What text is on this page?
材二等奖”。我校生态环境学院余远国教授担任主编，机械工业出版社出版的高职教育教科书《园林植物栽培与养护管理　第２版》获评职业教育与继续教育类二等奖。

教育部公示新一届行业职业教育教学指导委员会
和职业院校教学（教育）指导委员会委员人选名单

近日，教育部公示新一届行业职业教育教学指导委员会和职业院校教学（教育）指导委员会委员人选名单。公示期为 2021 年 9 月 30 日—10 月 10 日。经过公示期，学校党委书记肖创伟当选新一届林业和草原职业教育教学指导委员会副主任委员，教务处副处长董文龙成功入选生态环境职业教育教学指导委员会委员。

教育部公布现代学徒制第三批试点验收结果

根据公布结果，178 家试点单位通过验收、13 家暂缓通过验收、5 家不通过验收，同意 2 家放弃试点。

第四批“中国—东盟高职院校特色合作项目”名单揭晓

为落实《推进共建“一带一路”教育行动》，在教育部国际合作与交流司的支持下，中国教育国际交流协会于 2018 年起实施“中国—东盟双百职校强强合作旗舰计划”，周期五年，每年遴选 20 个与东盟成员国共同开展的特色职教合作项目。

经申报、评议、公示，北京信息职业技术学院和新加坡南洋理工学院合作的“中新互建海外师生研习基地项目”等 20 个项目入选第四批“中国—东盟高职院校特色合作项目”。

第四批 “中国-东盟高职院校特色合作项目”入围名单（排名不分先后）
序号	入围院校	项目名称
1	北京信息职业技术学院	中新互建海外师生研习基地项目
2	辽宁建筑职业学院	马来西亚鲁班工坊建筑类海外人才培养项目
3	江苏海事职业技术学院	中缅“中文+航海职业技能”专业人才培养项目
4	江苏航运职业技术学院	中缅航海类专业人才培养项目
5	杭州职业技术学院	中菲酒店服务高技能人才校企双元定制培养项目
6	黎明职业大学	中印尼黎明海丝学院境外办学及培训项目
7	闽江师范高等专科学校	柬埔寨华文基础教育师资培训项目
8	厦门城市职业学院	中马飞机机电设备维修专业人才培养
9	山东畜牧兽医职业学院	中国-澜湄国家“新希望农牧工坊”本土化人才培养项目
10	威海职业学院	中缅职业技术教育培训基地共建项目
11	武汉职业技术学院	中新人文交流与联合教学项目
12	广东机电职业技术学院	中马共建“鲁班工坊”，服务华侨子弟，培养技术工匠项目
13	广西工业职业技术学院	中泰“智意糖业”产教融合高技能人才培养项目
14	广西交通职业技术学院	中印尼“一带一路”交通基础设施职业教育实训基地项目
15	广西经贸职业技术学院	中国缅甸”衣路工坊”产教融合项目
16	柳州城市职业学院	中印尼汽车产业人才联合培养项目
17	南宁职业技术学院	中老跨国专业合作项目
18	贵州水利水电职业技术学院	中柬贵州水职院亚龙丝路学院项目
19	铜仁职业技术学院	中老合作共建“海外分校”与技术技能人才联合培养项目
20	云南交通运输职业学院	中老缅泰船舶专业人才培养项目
#####
# [Stated task]
Reproduce the records above exactly.

# [Response to this task]
What text is on this page?
材二等奖”。我校生态环境学院余远国教授担任主编，机械工业出版社出版的高职教育教科书《园林植物栽培与养护管理　第２版》获评职业教育与继续教育类二等奖。

教育部公示新一届行业职业教育教学指导委员会
和职业院校教学（教育）指导委员会委员人选名单

近日，教育部公示新一届行业职业教育教学指导委员会和职业院校教学（教育）指导委员会委员人选名单。公示期为 2021 年 9 月 30 日—10 月 10 日。经过公示期，学校党委书记肖创伟当选新一届林业和草原职业教育教学指导委员会副主任委员，教务处副处长董文龙成功入选生态环境职业教育教学指导委员会委员。

教育部公布现代学徒制第三批试点验收结果

根据公布结果，178 家试点单位通过验收、13 家暂缓通过验收、5 家不通过验收，同意 2 家放弃试点。

第四批“中国—东盟高职院校特色合作项目”名单揭晓

为落实《推进共建“一带一路”教育行动》，在教育部国际合作与交流司的支持下，中国教育国际交流协会于 2018 年起实施“中国—东盟双百职校强强合作旗舰计划”，周期五年，每年遴选 20 个与东盟成员国共同开展的特色职教合作项目。

经申报、评议、公示，北京信息职业技术学院和新加坡南洋理工学院合作的“中新互建海外师生研习基地项目”等 20 个项目入选第四批“中国—东盟高职院校特色合作项目”。

第四批 “中国-东盟高职院校特色合作项目”入围名单（排名不分先后）
序号	入围院校	项目名称
1	北京信息职业技术学院	中新互建海外师生研习基地项目
2	辽宁建筑职业学院	马来西亚鲁班工坊建筑类海外人才培养项目
3	江苏海事职业技术学院	中缅“中文+航海职业技能”专业人才培养项目
4	江苏航运职业技术学院	中缅航海类专业人才培养项目
5	杭州职业技术学院	中菲酒店服务高技能人才校企双元定制培养项目
6	黎明职业大学	中印尼黎明海丝学院境外办学及培训项目
7	闽江师范高等专科学校	柬埔寨华文基础教育师资培训项目
8	厦门城市职业学院	中马飞机机电设备维修专业人才培养
9	山东畜牧兽医职业学院	中国-澜湄国家“新希望农牧工坊”本土化人才培养项目
10	威海职业学院	中缅职业技术教育培训基地共建项目
11	武汉职业技术学院	中新人文交流与联合教学项目
12	广东机电职业技术学院	中马共建“鲁班工坊”，服务华侨子弟，培养技术工匠项目
13	广西工业职业技术学院	中泰“智意糖业”产教融合高技能人才培养项目
14	广西交通职业技术学院	中印尼“一带一路”交通基础设施职业教育实训基地项目
15	广西经贸职业技术学院	中国缅甸”衣路工坊”产教融合项目
16	柳州城市职业学院	中印尼汽车产业人才联合培养项目
17	南宁职业技术学院	中老跨国专业合作项目
18	贵州水利水电职业技术学院	中柬贵州水职院亚龙丝路学院项目
19	铜仁职业技术学院	中老合作共建“海外分校”与技术技能人才联合培养项目
20	云南交通运输职业学院	中老缅泰船舶专业人才培养项目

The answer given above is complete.